-- Excerpts from an interface dataset --
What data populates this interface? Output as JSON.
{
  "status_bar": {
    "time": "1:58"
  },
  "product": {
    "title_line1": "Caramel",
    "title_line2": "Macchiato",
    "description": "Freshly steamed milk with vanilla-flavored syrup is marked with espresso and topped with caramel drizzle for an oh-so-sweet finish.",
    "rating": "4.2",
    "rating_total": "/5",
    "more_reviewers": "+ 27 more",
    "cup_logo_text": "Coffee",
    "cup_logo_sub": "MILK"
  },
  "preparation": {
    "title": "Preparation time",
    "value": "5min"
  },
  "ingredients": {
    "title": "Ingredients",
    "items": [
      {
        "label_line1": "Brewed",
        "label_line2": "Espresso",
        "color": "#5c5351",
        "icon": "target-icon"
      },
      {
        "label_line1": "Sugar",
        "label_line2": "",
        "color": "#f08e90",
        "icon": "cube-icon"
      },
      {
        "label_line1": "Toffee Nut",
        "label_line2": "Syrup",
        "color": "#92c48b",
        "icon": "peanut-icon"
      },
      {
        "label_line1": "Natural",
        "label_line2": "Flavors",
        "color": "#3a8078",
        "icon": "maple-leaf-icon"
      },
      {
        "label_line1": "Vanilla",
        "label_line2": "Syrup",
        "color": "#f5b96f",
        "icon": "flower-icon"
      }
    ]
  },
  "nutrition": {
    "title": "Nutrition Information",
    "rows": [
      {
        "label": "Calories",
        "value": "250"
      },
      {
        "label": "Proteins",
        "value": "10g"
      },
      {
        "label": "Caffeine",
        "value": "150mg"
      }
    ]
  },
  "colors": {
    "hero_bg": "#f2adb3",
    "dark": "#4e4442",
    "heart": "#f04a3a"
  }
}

-- Problem details --
When a line contains the string "icon", copy it from the records.

-- Answer to this problem --
        "icon": "target-icon"
        "icon": "cube-icon"
        "icon": "peanut-icon"
        "icon": "maple-leaf-icon"
        "icon": "flower-icon"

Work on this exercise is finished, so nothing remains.